TASK DESCRIPTION:
Format the records from the line containing "Patent image size: (869, 586)." through the line containing "The stem 12b is at (278, 423)." as a Markdown table with the columns Row and Line, one row per line, leaving out blank lines.

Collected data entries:
--*--

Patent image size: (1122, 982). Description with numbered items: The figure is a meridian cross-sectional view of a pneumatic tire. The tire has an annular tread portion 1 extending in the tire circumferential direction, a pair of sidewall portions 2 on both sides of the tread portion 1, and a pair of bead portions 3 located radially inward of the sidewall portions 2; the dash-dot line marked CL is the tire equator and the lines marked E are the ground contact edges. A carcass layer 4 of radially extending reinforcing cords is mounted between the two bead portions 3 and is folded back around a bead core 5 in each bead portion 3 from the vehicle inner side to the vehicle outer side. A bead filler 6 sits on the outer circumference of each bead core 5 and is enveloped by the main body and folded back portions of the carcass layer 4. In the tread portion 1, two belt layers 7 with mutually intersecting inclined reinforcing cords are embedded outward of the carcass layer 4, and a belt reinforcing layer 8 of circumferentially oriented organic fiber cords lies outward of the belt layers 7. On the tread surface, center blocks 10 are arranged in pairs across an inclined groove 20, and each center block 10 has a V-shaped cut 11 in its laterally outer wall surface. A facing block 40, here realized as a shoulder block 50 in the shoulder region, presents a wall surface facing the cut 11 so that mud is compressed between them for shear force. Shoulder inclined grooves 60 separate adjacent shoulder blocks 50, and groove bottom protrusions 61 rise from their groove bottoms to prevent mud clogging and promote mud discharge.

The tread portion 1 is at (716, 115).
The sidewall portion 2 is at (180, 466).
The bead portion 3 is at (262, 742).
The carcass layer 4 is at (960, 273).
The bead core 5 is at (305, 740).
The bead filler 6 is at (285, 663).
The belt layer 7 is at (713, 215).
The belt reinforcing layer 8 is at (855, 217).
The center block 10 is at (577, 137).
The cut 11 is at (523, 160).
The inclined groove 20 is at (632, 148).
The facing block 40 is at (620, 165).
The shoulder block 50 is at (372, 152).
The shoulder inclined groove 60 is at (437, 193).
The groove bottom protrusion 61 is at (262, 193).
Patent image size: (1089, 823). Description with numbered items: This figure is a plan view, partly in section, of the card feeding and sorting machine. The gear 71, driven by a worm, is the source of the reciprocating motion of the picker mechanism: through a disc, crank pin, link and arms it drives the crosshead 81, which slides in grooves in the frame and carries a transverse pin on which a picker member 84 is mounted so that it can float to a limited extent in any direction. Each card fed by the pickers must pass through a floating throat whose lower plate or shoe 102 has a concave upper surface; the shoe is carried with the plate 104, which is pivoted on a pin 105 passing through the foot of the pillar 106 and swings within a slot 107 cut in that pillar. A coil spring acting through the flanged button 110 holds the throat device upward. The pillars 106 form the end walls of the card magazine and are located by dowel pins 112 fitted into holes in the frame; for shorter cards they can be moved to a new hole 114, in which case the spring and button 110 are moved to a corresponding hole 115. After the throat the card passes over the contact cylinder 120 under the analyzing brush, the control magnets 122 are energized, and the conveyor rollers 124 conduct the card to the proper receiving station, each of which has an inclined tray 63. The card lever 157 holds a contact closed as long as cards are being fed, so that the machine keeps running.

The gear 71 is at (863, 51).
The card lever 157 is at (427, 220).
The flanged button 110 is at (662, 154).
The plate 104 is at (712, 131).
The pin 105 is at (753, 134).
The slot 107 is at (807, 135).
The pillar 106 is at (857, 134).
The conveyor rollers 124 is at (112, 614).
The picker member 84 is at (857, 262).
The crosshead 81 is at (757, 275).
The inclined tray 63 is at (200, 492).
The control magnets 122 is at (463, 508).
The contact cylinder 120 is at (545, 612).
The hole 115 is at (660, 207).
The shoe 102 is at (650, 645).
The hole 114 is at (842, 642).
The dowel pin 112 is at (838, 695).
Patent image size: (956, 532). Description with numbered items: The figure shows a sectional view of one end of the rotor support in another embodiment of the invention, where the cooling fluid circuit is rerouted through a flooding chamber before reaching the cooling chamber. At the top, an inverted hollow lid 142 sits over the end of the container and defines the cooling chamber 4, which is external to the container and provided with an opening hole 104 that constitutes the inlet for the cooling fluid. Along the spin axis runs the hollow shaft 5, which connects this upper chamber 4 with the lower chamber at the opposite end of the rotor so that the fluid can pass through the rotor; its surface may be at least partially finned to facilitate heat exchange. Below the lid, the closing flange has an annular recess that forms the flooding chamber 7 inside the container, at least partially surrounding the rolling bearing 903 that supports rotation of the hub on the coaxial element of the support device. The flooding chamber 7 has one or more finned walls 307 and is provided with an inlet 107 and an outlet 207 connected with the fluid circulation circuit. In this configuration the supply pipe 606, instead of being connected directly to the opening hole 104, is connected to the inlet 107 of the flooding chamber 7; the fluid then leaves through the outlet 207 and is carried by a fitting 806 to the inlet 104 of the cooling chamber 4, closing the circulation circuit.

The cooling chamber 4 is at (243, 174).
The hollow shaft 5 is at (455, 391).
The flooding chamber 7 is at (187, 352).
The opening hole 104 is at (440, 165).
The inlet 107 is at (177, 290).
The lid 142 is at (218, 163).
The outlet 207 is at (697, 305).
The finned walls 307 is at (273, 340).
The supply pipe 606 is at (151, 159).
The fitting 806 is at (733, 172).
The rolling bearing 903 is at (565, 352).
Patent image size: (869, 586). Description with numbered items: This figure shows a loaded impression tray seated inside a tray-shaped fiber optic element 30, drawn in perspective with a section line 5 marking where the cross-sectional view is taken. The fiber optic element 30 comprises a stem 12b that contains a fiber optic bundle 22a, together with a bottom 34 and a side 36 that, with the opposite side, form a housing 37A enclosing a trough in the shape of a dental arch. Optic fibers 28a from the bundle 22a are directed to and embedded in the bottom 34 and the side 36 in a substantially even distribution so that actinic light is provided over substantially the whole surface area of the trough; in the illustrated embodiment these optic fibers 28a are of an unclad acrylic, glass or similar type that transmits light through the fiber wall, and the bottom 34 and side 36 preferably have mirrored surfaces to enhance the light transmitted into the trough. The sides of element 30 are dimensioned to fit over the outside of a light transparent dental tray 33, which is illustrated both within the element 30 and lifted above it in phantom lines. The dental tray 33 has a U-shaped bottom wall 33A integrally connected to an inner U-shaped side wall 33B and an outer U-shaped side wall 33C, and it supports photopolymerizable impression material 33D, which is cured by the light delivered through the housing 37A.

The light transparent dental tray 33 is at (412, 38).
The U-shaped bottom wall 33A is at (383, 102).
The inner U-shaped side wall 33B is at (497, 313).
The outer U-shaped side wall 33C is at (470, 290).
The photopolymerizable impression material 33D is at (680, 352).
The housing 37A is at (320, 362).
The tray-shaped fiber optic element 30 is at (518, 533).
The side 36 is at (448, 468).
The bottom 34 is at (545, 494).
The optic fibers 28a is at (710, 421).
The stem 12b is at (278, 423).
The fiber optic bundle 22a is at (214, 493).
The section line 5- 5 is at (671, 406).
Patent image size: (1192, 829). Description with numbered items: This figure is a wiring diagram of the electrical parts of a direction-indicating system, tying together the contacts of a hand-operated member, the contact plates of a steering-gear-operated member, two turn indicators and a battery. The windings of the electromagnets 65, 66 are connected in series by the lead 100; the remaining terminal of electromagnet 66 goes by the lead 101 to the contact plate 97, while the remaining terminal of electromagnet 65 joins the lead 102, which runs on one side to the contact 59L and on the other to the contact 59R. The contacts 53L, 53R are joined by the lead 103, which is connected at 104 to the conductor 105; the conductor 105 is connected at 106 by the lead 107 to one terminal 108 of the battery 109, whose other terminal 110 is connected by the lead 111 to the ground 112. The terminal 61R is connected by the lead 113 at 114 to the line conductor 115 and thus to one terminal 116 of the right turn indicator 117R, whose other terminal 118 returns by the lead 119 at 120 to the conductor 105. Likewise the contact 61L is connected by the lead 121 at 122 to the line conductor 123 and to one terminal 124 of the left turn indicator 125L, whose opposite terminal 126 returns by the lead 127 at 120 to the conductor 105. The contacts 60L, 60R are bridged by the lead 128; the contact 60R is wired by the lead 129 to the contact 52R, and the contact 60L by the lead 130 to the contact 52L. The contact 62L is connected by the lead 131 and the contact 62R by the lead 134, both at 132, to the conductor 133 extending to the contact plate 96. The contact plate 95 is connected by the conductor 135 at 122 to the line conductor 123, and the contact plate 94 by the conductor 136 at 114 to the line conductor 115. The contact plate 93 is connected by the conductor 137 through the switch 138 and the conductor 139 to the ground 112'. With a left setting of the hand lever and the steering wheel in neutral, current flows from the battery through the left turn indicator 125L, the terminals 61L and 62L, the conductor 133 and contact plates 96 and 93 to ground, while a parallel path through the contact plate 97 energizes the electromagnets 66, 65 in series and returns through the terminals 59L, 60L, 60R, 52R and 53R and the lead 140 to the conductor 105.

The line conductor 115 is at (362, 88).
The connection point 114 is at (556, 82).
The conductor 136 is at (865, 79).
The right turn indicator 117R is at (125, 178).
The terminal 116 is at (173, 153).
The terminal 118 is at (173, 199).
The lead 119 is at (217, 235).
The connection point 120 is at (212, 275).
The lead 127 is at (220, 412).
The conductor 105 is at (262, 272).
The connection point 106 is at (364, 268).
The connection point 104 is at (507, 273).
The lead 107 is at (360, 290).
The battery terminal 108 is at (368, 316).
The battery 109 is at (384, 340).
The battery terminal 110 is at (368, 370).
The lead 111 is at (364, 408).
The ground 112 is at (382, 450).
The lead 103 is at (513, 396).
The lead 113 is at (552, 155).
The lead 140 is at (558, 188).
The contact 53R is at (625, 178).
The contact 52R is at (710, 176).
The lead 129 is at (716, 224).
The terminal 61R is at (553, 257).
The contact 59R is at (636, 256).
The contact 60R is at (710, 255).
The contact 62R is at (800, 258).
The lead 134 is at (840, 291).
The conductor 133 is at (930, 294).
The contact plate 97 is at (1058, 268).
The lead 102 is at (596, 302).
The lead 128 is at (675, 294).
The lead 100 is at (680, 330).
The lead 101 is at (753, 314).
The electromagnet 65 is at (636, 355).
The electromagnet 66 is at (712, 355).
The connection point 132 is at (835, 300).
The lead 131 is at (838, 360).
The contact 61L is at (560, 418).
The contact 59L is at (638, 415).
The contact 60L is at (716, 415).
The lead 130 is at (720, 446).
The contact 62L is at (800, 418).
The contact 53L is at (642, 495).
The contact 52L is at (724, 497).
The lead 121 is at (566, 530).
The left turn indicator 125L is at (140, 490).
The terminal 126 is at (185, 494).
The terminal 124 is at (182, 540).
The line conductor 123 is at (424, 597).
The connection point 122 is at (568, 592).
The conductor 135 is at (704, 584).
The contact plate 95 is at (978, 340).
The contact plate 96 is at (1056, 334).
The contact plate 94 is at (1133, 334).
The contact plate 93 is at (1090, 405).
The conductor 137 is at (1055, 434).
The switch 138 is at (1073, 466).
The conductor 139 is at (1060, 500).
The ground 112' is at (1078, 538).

--*--

WORKED SOLUTION:
| Row | Line |
|---|---|
| 1 | Patent image size: (869, 586). Description with numbered items: This figure shows a loaded impression tray seated inside a tray-shaped fiber optic element 30, drawn in perspective with a section line 5 marking where the cross-sectional view is taken. The fiber optic element 30 comprises a stem 12b that contains a fiber optic bundle 22a, together with a bottom 34 and a side 36 that, with the opposite side, form a housing 37A enclosing a trough in the shape of a dental arch. Optic fibers 28a from the bundle 22a are directed to and embedded in the bottom 34 and the side 36 in a substantially even distribution so that actinic light is provided over substantially the whole surface area of the trough; in the illustrated embodiment these optic fibers 28a are of an unclad acrylic, glass or similar type that transmits light through the fiber wall, and the bottom 34 and side 36 preferably have mirrored surfaces to enhance the light transmitted into the trough. The sides of element 30 are dimensioned to fit over the outside of a light transparent dental tray 33, which is illustrated both within the element 30 and lifted above it in phantom lines. The dental tray 33 has a U-shaped bottom wall 33A integrally connected to an inner U-shaped side wall 33B and an outer U-shaped side wall 33C, and it supports photopolymerizable impression material 33D, which is cured by the light delivered through the housing 37A. |
| 2 | The light transparent dental tray 33 is at (412, 38). |
| 3 | The U-shaped bottom wall 33A is at (383, 102). |
| 4 | The inner U-shaped side wall 33B is at (497, 313). |
| 5 | The outer U-shaped side wall 33C is at (470, 290). |
| 6 | The photopolymerizable impression material 33D is at (680, 352). |
| 7 | The housing 37A is at (320, 362). |
| 8 | The tray-shaped fiber optic element 30 is at (518, 533). |
| 9 | The side 36 is at (448, 468). |
| 10 | The bottom 34 is at (545, 494). |
| 11 | The optic fibers 28a is at (710, 421). |
| 12 | The stem 12b is at (278, 423). |